— Selected extract —

************

## 17Calculus - Dot Product Application - Angle Between Two Vectors

##### 17Calculus

Multi-Variable Calculus Learning Path

### Resources

basics of vectors

dot product

Wikipedia - Dot Product

If we have two vectors, $$\vec{u}$$ and $$\vec{v}$$, the angle $$\theta$$ between them can be determined from this equation. $\cos(\theta) = \frac{\vec{u} \cdot \vec{v}}{ \norm{\vec{u}} \norm{\vec{v}} }$ (The derivation of this equation, using the Law of Cosines, is shown on this separate page.)

orthogonal

Perpendicular, orthogonal and normal all essentially mean the same thing - meeting at right angles (90 degrees, $$\pi/2$$ radians). But in mathematics we say that two vectors are orthogonal, two lines or planes are perpendicular and a vector is normal to a line or plane.

We can use this equation as an alternate way to calculate the dot product by solving for the dot product term. $\vec{u} \cdot \vec{v} = \norm{\vec{u}} \norm{\vec{v}} \cos (\theta)$ Now, let's stop and think for a moment.
What is the dot product when the vectors are orthogonal?

Time for some practice problems involving angles between vectors and orthogonal vectors.

Practice

Unless otherwise instructed, find the angle between the given vectors. Give your answers in exact form.

************

— Listed records —
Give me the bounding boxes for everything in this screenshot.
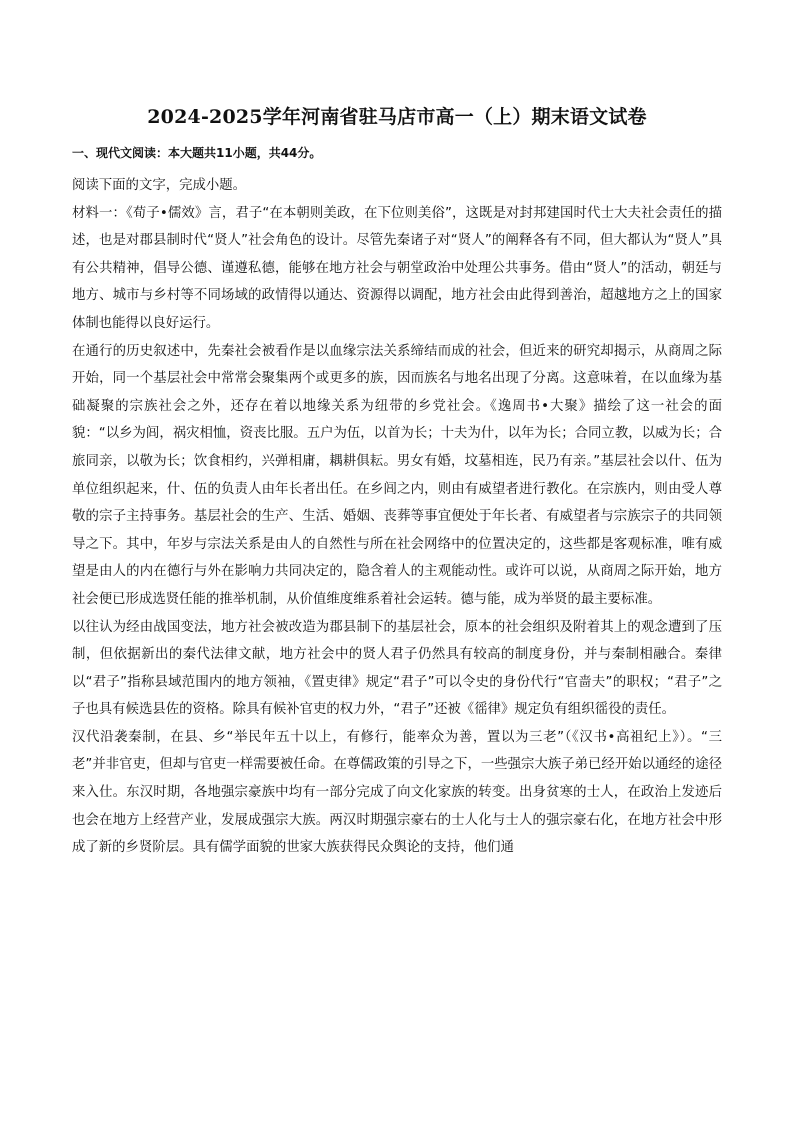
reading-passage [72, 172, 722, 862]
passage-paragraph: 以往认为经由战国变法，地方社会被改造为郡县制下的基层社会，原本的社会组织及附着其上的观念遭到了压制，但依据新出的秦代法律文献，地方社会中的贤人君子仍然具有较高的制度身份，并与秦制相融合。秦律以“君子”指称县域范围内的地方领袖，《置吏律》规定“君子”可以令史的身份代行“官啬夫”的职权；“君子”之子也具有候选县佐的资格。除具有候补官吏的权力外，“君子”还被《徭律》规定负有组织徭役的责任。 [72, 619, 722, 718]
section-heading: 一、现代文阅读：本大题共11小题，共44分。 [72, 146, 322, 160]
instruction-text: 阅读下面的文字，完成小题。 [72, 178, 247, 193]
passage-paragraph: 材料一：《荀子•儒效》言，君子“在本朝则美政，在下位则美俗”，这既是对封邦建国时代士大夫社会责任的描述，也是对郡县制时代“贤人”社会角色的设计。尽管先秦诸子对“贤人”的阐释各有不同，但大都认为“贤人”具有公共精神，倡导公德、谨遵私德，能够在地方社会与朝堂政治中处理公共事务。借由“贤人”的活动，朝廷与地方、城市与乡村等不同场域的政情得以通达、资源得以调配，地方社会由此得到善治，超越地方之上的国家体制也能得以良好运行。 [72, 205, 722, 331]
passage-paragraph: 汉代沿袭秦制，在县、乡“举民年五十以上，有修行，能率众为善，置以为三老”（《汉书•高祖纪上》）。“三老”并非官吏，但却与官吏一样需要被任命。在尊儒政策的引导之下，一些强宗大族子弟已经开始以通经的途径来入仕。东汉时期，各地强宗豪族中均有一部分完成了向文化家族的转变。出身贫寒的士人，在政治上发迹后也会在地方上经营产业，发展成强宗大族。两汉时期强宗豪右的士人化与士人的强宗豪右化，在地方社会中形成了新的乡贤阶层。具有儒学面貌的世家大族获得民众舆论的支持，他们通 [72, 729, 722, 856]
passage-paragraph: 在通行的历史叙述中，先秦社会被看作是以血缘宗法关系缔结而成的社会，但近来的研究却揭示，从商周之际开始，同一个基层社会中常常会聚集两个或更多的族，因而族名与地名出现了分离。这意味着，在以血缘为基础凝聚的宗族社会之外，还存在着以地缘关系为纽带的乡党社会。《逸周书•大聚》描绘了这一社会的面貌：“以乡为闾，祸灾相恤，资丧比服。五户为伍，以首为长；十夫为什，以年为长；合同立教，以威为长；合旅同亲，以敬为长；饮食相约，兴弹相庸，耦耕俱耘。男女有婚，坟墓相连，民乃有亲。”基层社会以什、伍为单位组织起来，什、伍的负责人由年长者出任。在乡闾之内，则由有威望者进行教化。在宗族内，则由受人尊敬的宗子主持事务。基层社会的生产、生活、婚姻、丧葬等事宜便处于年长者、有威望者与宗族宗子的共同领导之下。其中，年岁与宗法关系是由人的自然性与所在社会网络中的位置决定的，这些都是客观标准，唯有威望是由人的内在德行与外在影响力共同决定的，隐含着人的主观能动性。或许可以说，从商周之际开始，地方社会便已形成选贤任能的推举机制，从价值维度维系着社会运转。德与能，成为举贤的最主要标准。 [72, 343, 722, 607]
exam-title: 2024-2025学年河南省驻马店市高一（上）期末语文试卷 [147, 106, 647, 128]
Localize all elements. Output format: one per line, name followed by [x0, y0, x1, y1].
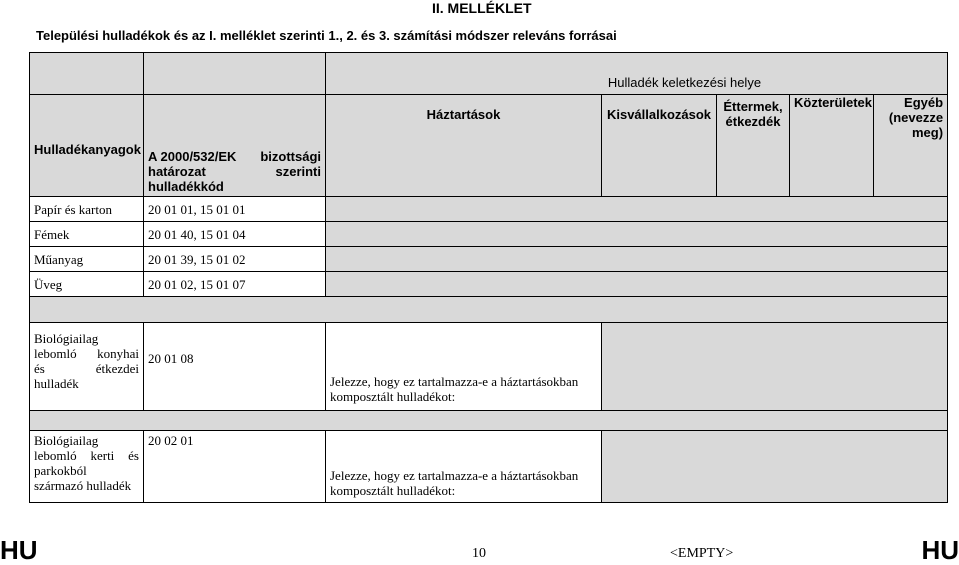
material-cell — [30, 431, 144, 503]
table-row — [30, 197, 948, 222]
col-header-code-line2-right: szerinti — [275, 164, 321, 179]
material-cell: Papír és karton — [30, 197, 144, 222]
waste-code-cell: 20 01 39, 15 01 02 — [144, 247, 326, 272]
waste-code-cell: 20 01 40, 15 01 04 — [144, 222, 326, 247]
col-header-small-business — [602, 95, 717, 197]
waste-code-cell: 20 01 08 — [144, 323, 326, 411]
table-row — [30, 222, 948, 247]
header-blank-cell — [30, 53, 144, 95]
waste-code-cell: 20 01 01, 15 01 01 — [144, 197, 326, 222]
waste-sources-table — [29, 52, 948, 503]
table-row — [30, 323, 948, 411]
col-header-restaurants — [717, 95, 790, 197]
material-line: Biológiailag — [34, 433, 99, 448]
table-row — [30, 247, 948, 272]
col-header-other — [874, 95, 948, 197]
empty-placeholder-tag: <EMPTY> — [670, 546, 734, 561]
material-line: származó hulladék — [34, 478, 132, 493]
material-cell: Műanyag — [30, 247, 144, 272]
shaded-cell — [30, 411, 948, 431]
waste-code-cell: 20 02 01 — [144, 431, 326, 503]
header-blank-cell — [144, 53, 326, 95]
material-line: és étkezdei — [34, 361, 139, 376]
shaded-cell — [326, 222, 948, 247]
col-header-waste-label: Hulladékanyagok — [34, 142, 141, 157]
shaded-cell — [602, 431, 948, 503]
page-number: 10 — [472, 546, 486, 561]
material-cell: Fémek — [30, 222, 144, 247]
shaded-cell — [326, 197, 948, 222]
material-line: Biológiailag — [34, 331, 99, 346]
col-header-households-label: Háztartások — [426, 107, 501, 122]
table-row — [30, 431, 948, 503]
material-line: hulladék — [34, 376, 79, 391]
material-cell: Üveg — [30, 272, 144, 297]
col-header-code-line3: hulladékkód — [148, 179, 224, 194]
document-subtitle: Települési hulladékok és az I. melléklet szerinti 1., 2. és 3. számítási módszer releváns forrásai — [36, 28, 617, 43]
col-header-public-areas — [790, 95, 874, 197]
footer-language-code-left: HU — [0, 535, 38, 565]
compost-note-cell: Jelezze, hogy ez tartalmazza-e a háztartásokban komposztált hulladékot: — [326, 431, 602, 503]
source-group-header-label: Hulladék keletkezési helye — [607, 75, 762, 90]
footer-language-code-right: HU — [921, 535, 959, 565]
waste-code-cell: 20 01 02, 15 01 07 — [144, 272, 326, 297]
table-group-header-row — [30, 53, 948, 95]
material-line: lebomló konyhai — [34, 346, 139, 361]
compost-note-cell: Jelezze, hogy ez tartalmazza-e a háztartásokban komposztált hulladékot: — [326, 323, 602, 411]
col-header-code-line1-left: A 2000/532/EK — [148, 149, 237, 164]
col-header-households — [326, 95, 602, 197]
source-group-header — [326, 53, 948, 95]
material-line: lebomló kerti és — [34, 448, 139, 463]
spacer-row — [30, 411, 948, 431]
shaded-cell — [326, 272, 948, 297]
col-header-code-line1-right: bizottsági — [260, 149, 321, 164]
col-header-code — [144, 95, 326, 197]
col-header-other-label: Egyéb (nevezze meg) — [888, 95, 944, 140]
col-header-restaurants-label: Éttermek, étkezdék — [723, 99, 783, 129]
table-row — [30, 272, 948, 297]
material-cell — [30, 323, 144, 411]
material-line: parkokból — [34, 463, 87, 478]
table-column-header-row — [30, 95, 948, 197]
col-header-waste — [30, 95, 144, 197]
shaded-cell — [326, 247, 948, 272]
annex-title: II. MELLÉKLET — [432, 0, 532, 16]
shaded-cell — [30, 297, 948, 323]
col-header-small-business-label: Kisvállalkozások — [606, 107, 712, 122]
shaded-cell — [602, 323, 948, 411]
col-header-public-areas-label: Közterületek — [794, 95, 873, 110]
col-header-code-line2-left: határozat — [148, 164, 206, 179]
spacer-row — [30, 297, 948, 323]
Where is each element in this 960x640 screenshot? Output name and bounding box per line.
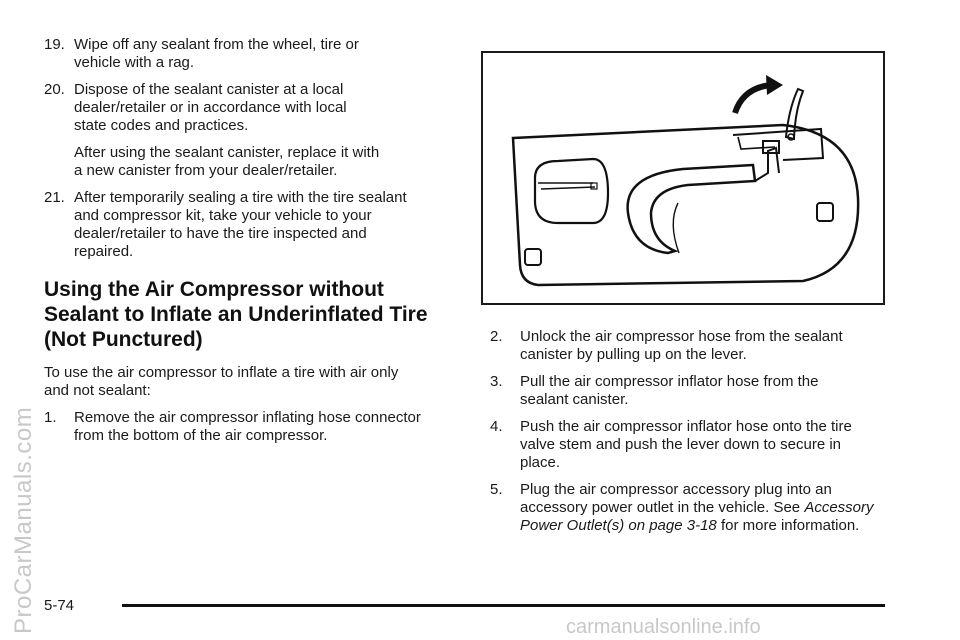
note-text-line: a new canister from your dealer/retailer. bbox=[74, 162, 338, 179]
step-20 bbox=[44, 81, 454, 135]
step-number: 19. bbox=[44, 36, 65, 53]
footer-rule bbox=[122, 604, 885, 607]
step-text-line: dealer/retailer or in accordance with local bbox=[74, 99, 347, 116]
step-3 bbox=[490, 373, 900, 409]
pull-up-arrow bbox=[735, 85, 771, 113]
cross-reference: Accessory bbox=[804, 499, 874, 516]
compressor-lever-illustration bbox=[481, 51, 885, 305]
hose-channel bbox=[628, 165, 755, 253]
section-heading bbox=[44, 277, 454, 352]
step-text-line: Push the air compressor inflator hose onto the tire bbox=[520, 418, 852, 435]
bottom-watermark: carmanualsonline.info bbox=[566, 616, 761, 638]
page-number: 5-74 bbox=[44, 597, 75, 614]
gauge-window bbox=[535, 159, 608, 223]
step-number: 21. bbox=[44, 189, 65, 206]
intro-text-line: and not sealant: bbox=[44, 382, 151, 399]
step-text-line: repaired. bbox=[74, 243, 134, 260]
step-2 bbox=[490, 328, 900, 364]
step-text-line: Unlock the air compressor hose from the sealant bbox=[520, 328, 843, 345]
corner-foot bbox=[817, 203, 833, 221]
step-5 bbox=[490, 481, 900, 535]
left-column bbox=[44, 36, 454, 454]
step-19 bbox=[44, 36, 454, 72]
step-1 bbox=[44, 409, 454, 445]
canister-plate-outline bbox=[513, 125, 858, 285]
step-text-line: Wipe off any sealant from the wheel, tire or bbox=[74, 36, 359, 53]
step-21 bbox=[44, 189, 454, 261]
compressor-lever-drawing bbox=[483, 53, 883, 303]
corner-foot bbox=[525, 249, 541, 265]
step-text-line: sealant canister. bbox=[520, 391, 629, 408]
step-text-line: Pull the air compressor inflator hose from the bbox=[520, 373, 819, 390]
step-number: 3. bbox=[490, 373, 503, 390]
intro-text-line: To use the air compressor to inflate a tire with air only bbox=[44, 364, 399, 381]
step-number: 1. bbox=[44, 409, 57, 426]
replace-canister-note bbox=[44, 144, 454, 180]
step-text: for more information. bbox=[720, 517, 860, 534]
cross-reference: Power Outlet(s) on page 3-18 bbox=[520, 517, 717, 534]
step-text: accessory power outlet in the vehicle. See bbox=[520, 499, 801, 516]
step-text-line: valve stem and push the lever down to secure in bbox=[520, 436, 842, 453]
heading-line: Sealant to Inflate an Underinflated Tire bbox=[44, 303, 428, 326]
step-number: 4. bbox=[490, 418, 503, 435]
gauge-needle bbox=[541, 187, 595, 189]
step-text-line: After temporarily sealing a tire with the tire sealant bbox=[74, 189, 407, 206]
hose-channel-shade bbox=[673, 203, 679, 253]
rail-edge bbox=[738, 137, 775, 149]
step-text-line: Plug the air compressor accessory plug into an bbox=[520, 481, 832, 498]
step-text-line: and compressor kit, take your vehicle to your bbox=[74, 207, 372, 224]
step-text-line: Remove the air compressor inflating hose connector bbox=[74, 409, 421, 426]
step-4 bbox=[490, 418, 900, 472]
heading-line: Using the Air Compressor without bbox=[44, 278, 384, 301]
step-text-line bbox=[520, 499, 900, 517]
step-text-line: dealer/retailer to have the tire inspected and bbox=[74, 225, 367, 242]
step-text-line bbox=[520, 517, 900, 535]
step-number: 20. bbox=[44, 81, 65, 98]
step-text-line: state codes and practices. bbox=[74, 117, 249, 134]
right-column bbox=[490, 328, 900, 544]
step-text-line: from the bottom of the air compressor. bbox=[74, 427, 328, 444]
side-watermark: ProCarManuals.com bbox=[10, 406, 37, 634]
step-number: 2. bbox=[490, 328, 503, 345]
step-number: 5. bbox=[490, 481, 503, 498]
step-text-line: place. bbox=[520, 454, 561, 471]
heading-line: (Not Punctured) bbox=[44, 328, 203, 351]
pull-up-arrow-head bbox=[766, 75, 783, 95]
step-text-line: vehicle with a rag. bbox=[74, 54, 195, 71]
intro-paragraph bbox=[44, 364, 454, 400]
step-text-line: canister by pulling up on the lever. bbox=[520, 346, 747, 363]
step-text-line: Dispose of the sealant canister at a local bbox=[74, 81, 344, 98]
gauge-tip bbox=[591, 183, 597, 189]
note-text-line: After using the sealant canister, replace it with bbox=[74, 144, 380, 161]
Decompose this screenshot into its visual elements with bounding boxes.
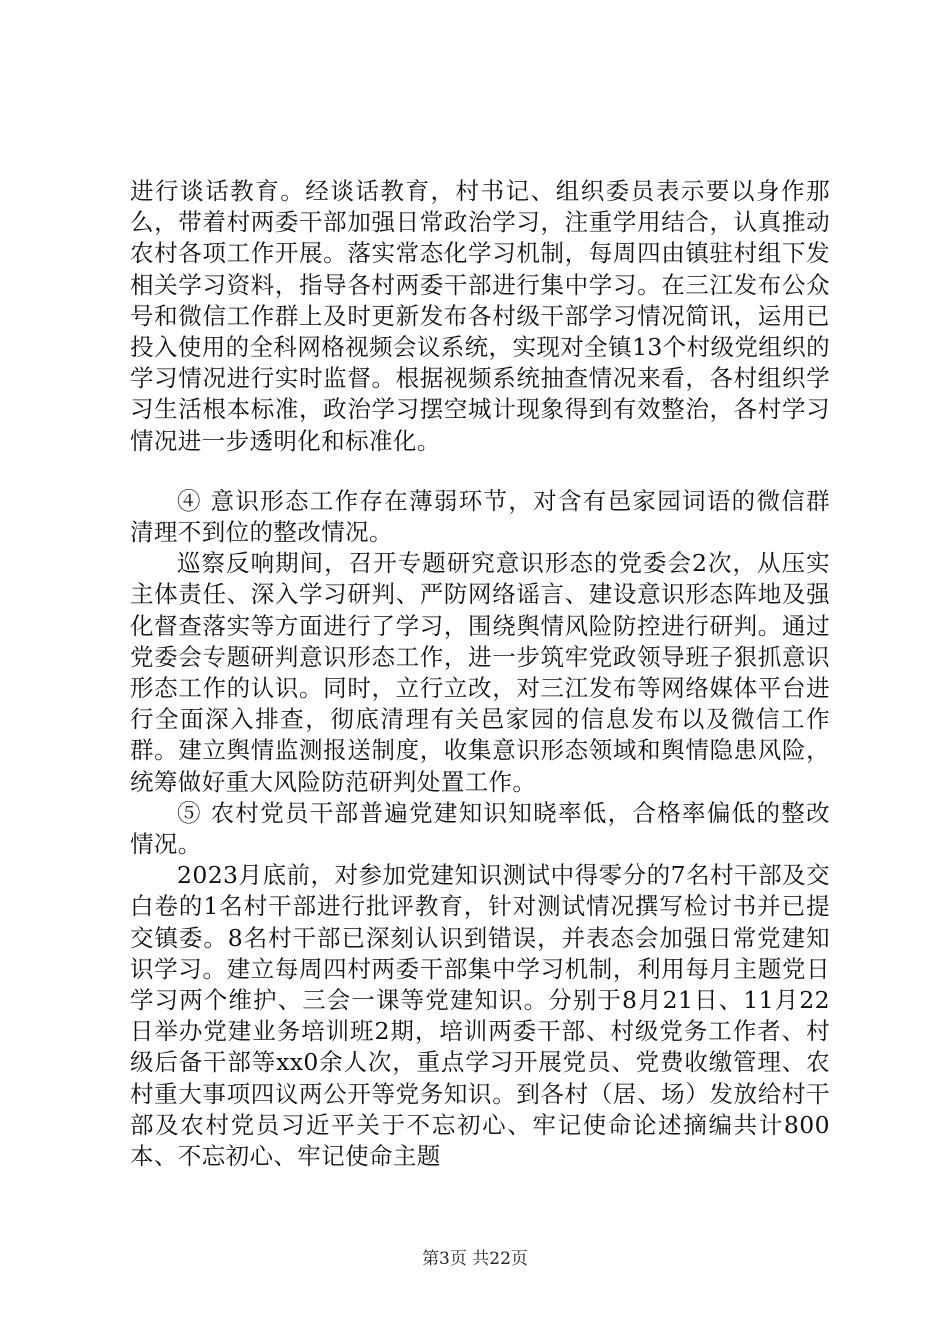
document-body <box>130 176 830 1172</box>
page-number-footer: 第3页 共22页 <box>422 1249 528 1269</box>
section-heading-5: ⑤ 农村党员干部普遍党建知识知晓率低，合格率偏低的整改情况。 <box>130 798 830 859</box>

************

— The problem —
Continue the page on finding the angle between two vectors from the point where it stops.

— Answer to this exercise —
$$\vec{v} = 2\vec{i} + 3\vec{j} + 1\vec{k}$$, $$\vec{w} = 4\vec{i} + 1\vec{j} + 2\vec{k}$$

Problem Statement

Calculate the angle between the vectors $$\vec{v} = 2\vec{i} + 3\vec{j} + 1\vec{k}$$ and $$\vec{w} = 4\vec{i} + 1\vec{j} + 2\vec{k}$$.

The angle between the vectors $$\vec{v}=2\vec{i}+3\vec{j}+1\vec{k}$$ and $$\vec{w}=4\vec{i}+1\vec{j}+2\vec{k}$$ is $$\displaystyle{ \arccos\left(\frac{13}{7\sqrt{6}} \right) \approx 0.710}$$ radians.

Problem Statement

Calculate the angle between the vectors $$\vec{v} = 2\vec{i} + 3\vec{j} + 1\vec{k}$$ and $$\vec{w} = 4\vec{i} + 1\vec{j} + 2\vec{k}$$.

Solution

To calculate the angle between the two vectors, we use the equation $$\displaystyle{ \cos(\theta ) = \frac{\vec{v} \cdot \vec{w}}{\| \vec{v} \| \| \vec{w} \|} }$$.
First, let's find the dot product.
$$\vec{v} \cdot \vec{w} = \left( 2\vec{i} + 3\vec{j} + 1\vec{k} \right) \cdot \left( 4\vec{i} + 1\vec{j} + 2\vec{k} \right) = 2(4) + 3(1) + 1(2) = 13$$
Now we need to find the norm (magnitude) of each of the vectors.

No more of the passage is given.